In the entries below, count every line with the word "上海市进才中学北校". Return only the count.

··· Material ···

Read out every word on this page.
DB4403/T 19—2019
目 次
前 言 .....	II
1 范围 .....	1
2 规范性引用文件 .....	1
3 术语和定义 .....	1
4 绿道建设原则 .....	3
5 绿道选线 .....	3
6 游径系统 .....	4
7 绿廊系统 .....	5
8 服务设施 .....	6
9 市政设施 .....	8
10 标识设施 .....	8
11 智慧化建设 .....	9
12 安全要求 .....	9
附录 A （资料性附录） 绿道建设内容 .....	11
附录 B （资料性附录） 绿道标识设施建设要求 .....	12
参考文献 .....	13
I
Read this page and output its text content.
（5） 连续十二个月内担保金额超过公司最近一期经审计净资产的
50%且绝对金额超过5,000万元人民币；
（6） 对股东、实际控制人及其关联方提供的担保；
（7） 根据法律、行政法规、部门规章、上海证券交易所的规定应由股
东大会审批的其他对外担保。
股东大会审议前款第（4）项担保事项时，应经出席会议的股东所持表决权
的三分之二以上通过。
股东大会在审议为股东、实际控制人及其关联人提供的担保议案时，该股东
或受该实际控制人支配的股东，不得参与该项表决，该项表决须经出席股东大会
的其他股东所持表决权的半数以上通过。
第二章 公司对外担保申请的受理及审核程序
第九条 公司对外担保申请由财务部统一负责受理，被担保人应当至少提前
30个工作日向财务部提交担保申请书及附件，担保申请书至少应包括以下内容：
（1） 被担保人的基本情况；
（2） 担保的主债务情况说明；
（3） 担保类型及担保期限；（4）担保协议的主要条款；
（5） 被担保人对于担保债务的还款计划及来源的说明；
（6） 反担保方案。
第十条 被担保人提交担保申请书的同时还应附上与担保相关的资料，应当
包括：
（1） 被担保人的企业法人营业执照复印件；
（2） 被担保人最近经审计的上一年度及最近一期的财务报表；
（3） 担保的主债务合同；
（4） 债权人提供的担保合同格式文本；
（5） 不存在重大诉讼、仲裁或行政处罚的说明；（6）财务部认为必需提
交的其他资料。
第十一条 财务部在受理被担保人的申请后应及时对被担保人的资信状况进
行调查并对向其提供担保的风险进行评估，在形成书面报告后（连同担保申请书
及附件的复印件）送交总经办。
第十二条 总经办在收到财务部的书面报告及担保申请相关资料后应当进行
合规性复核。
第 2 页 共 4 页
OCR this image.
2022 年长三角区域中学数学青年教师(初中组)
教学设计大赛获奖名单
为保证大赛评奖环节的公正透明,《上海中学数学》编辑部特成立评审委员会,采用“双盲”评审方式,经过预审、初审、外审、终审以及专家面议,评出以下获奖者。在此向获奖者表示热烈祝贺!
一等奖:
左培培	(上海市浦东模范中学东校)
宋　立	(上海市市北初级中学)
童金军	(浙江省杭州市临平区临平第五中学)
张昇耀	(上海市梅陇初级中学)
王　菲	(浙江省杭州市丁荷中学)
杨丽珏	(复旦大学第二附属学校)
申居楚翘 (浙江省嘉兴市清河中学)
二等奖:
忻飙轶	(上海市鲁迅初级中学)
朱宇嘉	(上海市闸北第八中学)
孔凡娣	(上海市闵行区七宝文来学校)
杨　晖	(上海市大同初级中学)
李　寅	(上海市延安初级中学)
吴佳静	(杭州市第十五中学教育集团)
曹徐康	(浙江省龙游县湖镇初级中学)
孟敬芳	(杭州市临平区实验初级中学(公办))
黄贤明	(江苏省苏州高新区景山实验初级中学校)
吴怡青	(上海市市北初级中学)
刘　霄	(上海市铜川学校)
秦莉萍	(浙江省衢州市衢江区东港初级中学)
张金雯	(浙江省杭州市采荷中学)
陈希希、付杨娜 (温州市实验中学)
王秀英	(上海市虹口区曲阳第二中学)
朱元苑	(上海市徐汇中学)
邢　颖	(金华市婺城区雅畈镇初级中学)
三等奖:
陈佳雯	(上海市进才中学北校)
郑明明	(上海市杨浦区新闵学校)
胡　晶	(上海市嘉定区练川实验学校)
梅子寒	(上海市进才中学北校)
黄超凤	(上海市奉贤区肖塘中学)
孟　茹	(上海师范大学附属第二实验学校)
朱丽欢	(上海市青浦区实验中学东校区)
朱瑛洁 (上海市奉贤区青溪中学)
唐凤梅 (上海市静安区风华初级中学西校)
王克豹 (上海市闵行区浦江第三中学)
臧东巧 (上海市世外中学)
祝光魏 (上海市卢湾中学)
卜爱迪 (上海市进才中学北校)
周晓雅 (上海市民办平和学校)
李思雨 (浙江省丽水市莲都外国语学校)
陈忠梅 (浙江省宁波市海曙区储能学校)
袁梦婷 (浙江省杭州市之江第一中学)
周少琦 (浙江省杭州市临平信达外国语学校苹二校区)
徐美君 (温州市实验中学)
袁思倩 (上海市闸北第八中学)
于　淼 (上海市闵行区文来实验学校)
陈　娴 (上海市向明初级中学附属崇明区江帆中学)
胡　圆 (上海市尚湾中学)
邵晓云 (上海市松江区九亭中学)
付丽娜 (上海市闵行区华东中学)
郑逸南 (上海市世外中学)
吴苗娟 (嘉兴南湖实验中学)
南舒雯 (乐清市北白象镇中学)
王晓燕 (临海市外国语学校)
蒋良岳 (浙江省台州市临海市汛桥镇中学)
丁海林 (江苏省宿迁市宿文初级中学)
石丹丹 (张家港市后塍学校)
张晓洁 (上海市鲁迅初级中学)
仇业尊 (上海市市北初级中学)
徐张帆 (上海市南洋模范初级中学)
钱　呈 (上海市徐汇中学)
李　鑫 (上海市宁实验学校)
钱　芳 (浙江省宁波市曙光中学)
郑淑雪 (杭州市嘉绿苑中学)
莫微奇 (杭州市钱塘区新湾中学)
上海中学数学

···

(Solution to this task)
3